En septiembre de 2016 presenté en Córdoba una novela llamada “El viaje de Omar”, inspirada en un proceso personal que había comenzado siete años antes, con la muerte de mi padre a causa de un infarto. Se trata, como suelen llamar a este tipo de textos, “autoficción”. Es decir, una ficción basada en experiencias autobiográficas. Prefiero, sin embargo, poner el énfasis en lo ficcional. El carácter ficcional de toda memoria como construcción de significado. “El viaje de Omar” fue, por tanto, y para decirlo en términos menos franceses, ni más ni menos que una historia. Una historia sobre la ausencia del padre, y sobre todo, la reconstrucción de su presencia bajo una nueva luz y una nueva mirada.
Un mes y unos días después de la presentación pública de aquella historia, recibí una llamada desconocida. Respondí y una voz me preguntó mi nombre y apellido. Respondí que sí, era yo, y la voz se identificó como Marcos Kary, del Archivo Provincial de la Memoria (APM de aquí en adelante). Marcos quería avisarme que habían encontrado la información sobre mi padre. que había solicitado hace cuatro años, como parte de la investigación para el libro.

[TAREAS A REALIZAR]:
[1] Devuelve, sin cambios, el tramo del fragmento que va desde "En septiembre de" hasta "una nueva mirada.".
[2] Según el fragmento, ¿por qué quien narra prefiere poner el énfasis en lo ficcional de su novela? Explícalo en una a tres oraciones.

[DATOS MOSTRADOS]:
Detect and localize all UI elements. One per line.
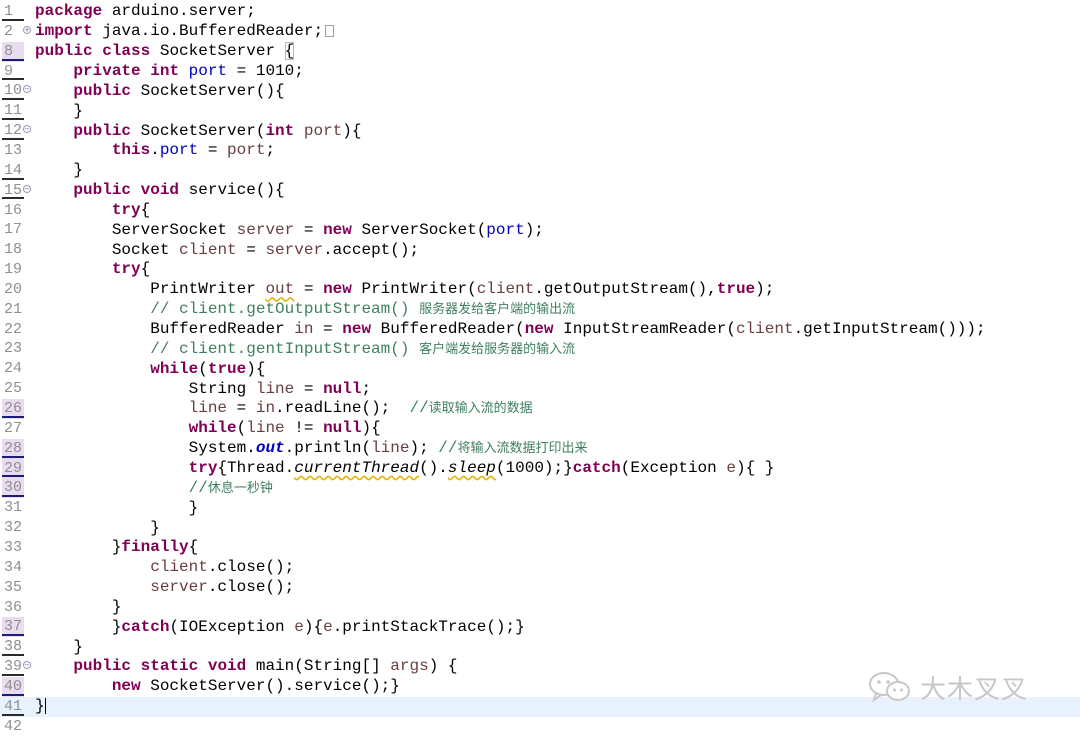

[RESPUESTAS]:
[1]
En septiembre de 2016 presenté en Córdoba una novela llamada “El viaje de Omar”, inspirada en un proceso personal que había comenzado siete años antes, con la muerte de mi padre a causa de un infarto. Se trata, como suelen llamar a este tipo de textos, “autoficción”. Es decir, una ficción basada en experiencias autobiográficas. Prefiero, sin embargo, poner el énfasis en lo ficcional. El carácter ficcional de toda memoria como construcción de significado. “El viaje de Omar” fue, por tanto, y para decirlo en términos menos franceses, ni más ni menos que una historia. Una historia sobre la ausencia del padre, y sobre todo, la reconstrucción de su presencia bajo una nueva luz y una nueva mirada.

[2] Porque considera que toda memoria tiene un carácter ficcional, ya que es una construcción de significado. Por eso entiende «El viaje de Omar», ante todo, como una historia.